== What is expected ==
Determine the number of lines where "title" occurs and reply with that number by itself.

Extracted data entries:
* * * * * * *
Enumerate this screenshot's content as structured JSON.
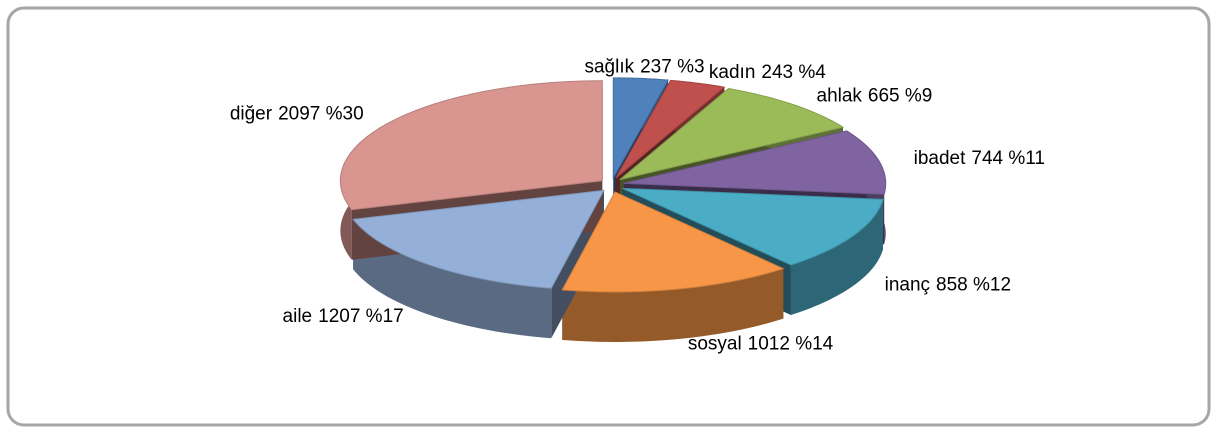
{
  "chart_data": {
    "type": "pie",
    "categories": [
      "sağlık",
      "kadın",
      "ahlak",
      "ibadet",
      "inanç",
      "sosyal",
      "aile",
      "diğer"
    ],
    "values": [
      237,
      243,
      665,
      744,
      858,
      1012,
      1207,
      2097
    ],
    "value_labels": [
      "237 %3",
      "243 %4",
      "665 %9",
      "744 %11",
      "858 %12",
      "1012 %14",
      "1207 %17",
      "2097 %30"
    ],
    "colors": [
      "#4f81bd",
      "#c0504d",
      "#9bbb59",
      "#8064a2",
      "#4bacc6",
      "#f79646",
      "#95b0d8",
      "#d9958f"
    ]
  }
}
* * * * * * *
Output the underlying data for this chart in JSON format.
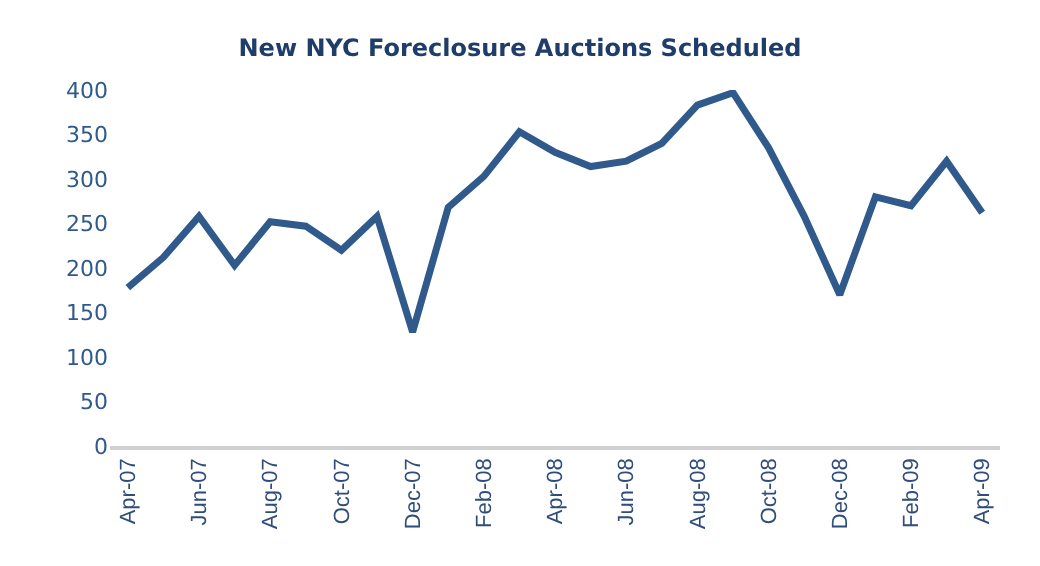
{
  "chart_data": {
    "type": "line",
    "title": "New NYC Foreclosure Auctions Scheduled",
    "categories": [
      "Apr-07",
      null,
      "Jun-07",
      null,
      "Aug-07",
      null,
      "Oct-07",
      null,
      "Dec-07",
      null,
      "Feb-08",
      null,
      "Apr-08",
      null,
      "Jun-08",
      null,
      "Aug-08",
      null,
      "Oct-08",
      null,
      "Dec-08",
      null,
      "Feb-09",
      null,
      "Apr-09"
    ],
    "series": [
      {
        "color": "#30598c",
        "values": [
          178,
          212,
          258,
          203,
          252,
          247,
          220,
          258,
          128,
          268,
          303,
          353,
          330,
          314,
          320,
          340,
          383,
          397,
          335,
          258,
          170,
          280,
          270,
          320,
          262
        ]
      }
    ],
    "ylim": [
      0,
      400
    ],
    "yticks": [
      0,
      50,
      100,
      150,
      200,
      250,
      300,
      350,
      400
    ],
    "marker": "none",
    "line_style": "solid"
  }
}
* * * * * * *
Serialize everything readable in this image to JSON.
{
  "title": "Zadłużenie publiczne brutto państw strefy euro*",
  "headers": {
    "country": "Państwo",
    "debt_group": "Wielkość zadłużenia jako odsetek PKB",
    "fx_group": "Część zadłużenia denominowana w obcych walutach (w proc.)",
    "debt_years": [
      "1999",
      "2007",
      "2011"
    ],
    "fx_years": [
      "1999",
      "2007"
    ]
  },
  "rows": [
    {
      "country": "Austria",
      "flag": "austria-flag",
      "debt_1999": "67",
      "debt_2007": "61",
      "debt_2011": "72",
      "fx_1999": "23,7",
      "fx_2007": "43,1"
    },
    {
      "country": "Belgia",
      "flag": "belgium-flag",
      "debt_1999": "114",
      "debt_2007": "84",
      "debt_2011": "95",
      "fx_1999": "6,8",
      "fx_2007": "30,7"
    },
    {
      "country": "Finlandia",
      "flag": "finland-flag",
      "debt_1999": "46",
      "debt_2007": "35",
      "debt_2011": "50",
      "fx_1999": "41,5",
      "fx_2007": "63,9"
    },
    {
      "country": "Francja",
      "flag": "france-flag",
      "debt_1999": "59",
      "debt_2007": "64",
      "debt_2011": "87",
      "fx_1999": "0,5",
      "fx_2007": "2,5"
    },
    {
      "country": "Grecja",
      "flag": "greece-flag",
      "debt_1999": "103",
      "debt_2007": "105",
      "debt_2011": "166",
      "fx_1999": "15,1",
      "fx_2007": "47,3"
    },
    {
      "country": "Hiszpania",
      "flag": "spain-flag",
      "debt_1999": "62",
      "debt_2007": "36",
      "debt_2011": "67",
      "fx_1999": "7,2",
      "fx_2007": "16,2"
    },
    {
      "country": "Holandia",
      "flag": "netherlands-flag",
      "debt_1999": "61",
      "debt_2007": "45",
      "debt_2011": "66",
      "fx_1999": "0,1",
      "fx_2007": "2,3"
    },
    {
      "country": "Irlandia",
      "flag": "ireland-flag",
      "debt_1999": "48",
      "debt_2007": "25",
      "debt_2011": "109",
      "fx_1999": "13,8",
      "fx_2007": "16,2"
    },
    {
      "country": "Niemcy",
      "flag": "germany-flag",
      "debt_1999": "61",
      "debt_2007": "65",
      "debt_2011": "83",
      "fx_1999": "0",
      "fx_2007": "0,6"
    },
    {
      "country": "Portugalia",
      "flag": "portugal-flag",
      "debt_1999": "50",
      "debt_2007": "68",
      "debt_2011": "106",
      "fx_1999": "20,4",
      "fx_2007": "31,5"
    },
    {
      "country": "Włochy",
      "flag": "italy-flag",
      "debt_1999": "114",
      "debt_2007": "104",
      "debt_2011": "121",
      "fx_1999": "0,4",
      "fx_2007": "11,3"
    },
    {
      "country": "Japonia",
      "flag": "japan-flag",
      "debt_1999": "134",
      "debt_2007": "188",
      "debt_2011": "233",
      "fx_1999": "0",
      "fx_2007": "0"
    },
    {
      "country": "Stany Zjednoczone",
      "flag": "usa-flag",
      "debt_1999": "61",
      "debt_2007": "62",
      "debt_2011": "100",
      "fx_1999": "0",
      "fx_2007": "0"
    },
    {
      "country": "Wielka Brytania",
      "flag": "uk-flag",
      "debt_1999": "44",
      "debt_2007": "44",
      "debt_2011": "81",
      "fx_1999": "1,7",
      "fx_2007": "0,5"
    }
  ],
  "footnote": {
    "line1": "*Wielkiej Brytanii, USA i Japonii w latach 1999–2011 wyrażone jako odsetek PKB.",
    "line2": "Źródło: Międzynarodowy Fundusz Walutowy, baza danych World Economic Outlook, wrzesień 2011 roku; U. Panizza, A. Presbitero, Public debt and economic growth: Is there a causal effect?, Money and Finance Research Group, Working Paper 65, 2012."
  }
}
* * * * * * *
== Exercise answer ==
2